* **Set exercise**: Retype everything in the listing, leaving each line exactly as it is.

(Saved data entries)
######

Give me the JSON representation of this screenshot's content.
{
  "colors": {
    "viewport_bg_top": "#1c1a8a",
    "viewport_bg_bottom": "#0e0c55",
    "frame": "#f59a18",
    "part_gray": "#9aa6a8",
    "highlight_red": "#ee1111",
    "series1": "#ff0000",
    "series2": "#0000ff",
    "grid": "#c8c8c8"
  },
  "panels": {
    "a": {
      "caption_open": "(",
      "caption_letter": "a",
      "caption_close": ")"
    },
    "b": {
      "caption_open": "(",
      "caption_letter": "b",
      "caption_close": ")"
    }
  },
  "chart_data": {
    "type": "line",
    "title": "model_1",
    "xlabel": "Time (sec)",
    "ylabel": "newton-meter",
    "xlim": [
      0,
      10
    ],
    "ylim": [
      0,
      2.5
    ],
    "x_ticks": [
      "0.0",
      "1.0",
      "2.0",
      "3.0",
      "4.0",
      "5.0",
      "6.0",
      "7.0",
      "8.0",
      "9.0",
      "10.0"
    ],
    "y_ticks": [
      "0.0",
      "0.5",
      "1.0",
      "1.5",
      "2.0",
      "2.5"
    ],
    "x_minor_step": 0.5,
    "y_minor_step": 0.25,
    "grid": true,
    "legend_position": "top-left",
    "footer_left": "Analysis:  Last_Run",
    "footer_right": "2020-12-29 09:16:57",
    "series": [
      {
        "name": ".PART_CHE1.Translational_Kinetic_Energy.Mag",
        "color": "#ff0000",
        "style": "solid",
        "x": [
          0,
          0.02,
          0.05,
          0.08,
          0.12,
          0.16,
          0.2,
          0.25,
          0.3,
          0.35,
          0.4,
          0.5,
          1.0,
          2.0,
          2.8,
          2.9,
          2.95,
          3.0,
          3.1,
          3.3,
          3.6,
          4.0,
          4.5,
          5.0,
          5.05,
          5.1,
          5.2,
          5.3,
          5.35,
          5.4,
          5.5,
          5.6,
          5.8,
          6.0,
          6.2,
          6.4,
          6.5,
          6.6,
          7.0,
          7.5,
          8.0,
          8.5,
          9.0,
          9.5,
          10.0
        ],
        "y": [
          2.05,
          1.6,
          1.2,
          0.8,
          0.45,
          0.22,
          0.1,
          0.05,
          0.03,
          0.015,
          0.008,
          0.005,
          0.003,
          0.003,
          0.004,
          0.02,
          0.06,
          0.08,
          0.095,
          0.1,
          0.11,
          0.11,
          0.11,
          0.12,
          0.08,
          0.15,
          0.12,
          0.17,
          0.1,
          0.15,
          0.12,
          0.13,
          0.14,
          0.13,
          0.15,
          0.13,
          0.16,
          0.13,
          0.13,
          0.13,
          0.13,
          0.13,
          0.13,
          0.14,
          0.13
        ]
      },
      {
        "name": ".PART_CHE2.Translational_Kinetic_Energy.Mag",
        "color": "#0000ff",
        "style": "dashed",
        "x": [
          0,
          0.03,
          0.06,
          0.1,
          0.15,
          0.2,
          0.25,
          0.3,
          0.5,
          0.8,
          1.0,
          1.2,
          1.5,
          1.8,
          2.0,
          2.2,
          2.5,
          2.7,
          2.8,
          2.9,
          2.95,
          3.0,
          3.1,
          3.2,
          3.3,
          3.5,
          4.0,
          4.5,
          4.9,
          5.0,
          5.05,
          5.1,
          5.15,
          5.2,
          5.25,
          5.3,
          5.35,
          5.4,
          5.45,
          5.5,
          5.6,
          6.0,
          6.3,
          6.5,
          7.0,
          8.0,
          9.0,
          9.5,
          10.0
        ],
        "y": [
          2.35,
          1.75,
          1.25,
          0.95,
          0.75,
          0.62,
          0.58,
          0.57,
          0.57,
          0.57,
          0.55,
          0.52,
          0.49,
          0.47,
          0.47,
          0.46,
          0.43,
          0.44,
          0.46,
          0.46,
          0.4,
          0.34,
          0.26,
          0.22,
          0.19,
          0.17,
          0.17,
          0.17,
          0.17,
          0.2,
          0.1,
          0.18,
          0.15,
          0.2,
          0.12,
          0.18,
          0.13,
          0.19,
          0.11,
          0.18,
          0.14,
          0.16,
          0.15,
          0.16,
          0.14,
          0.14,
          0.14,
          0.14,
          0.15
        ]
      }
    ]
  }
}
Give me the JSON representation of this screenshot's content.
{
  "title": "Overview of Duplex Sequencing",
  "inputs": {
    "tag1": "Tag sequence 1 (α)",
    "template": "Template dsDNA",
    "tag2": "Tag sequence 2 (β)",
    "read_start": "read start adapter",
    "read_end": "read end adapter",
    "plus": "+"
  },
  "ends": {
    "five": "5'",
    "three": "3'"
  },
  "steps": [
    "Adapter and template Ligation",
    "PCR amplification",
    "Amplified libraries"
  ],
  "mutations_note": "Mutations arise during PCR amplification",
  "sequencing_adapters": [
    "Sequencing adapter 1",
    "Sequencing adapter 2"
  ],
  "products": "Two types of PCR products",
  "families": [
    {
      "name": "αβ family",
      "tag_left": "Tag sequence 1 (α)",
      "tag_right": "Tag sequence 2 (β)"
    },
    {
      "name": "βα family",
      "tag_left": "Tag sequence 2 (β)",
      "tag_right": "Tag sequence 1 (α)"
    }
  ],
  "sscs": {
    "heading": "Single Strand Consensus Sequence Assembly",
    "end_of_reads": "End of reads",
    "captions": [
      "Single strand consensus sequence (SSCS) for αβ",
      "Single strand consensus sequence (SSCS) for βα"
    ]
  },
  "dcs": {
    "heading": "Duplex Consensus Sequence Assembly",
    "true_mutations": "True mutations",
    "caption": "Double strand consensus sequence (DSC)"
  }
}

######

* **The result**:
Give me the JSON representation of this screenshot's content.
{
  "colors": {
    "viewport_bg_top": "#1c1a8a",
    "viewport_bg_bottom": "#0e0c55",
    "frame": "#f59a18",
    "part_gray": "#9aa6a8",
    "highlight_red": "#ee1111",
    "series1": "#ff0000",
    "series2": "#0000ff",
    "grid": "#c8c8c8"
  },
  "panels": {
    "a": {
      "caption_open": "(",
      "caption_letter": "a",
      "caption_close": ")"
    },
    "b": {
      "caption_open": "(",
      "caption_letter": "b",
      "caption_close": ")"
    }
  },
  "chart_data": {
    "type": "line",
    "title": "model_1",
    "xlabel": "Time (sec)",
    "ylabel": "newton-meter",
    "xlim": [
      0,
      10
    ],
    "ylim": [
      0,
      2.5
    ],
    "x_ticks": [
      "0.0",
      "1.0",
      "2.0",
      "3.0",
      "4.0",
      "5.0",
      "6.0",
      "7.0",
      "8.0",
      "9.0",
      "10.0"
    ],
    "y_ticks": [
      "0.0",
      "0.5",
      "1.0",
      "1.5",
      "2.0",
      "2.5"
    ],
    "x_minor_step": 0.5,
    "y_minor_step": 0.25,
    "grid": true,
    "legend_position": "top-left",
    "footer_left": "Analysis:  Last_Run",
    "footer_right": "2020-12-29 09:16:57",
    "series": [
      {
        "name": ".PART_CHE1.Translational_Kinetic_Energy.Mag",
        "color": "#ff0000",
        "style": "solid",
        "x": [
          0,
          0.02,
          0.05,
          0.08,
          0.12,
          0.16,
          0.2,
          0.25,
          0.3,
          0.35,
          0.4,
          0.5,
          1.0,
          2.0,
          2.8,
          2.9,
          2.95,
          3.0,
          3.1,
          3.3,
          3.6,
          4.0,
          4.5,
          5.0,
          5.05,
          5.1,
          5.2,
          5.3,
          5.35,
          5.4,
          5.5,
          5.6,
          5.8,
          6.0,
          6.2,
          6.4,
          6.5,
          6.6,
          7.0,
          7.5,
          8.0,
          8.5,
          9.0,
          9.5,
          10.0
        ],
        "y": [
          2.05,
          1.6,
          1.2,
          0.8,
          0.45,
          0.22,
          0.1,
          0.05,
          0.03,
          0.015,
          0.008,
          0.005,
          0.003,
          0.003,
          0.004,
          0.02,
          0.06,
          0.08,
          0.095,
          0.1,
          0.11,
          0.11,
          0.11,
          0.12,
          0.08,
          0.15,
          0.12,
          0.17,
          0.1,
          0.15,
          0.12,
          0.13,
          0.14,
          0.13,
          0.15,
          0.13,
          0.16,
          0.13,
          0.13,
          0.13,
          0.13,
          0.13,
          0.13,
          0.14,
          0.13
        ]
      },
      {
        "name": ".PART_CHE2.Translational_Kinetic_Energy.Mag",
        "color": "#0000ff",
        "style": "dashed",
        "x": [
          0,
          0.03,
          0.06,
          0.1,
          0.15,
          0.2,
          0.25,
          0.3,
          0.5,
          0.8,
          1.0,
          1.2,
          1.5,
          1.8,
          2.0,
          2.2,
          2.5,
          2.7,
          2.8,
          2.9,
          2.95,
          3.0,
          3.1,
          3.2,
          3.3,
          3.5,
          4.0,
          4.5,
          4.9,
          5.0,
          5.05,
          5.1,
          5.15,
          5.2,
          5.25,
          5.3,
          5.35,
          5.4,
          5.45,
          5.5,
          5.6,
          6.0,
          6.3,
          6.5,
          7.0,
          8.0,
          9.0,
          9.5,
          10.0
        ],
        "y": [
          2.35,
          1.75,
          1.25,
          0.95,
          0.75,
          0.62,
          0.58,
          0.57,
          0.57,
          0.57,
          0.55,
          0.52,
          0.49,
          0.47,
          0.47,
          0.46,
          0.43,
          0.44,
          0.46,
          0.46,
          0.4,
          0.34,
          0.26,
          0.22,
          0.19,
          0.17,
          0.17,
          0.17,
          0.17,
          0.2,
          0.1,
          0.18,
          0.15,
          0.2,
          0.12,
          0.18,
          0.13,
          0.19,
          0.11,
          0.18,
          0.14,
          0.16,
          0.15,
          0.16,
          0.14,
          0.14,
          0.14,
          0.14,
          0.15
        ]
      }
    ]
  }
}
Give me the JSON representation of this screenshot's content.
{
  "title": "Overview of Duplex Sequencing",
  "inputs": {
    "tag1": "Tag sequence 1 (α)",
    "template": "Template dsDNA",
    "tag2": "Tag sequence 2 (β)",
    "read_start": "read start adapter",
    "read_end": "read end adapter",
    "plus": "+"
  },
  "ends": {
    "five": "5'",
    "three": "3'"
  },
  "steps": [
    "Adapter and template Ligation",
    "PCR amplification",
    "Amplified libraries"
  ],
  "mutations_note": "Mutations arise during PCR amplification",
  "sequencing_adapters": [
    "Sequencing adapter 1",
    "Sequencing adapter 2"
  ],
  "products": "Two types of PCR products",
  "families": [
    {
      "name": "αβ family",
      "tag_left": "Tag sequence 1 (α)",
      "tag_right": "Tag sequence 2 (β)"
    },
    {
      "name": "βα family",
      "tag_left": "Tag sequence 2 (β)",
      "tag_right": "Tag sequence 1 (α)"
    }
  ],
  "sscs": {
    "heading": "Single Strand Consensus Sequence Assembly",
    "end_of_reads": "End of reads",
    "captions": [
      "Single strand consensus sequence (SSCS) for αβ",
      "Single strand consensus sequence (SSCS) for βα"
    ]
  },
  "dcs": {
    "heading": "Duplex Consensus Sequence Assembly",
    "true_mutations": "True mutations",
    "caption": "Double strand consensus sequence (DSC)"
  }
}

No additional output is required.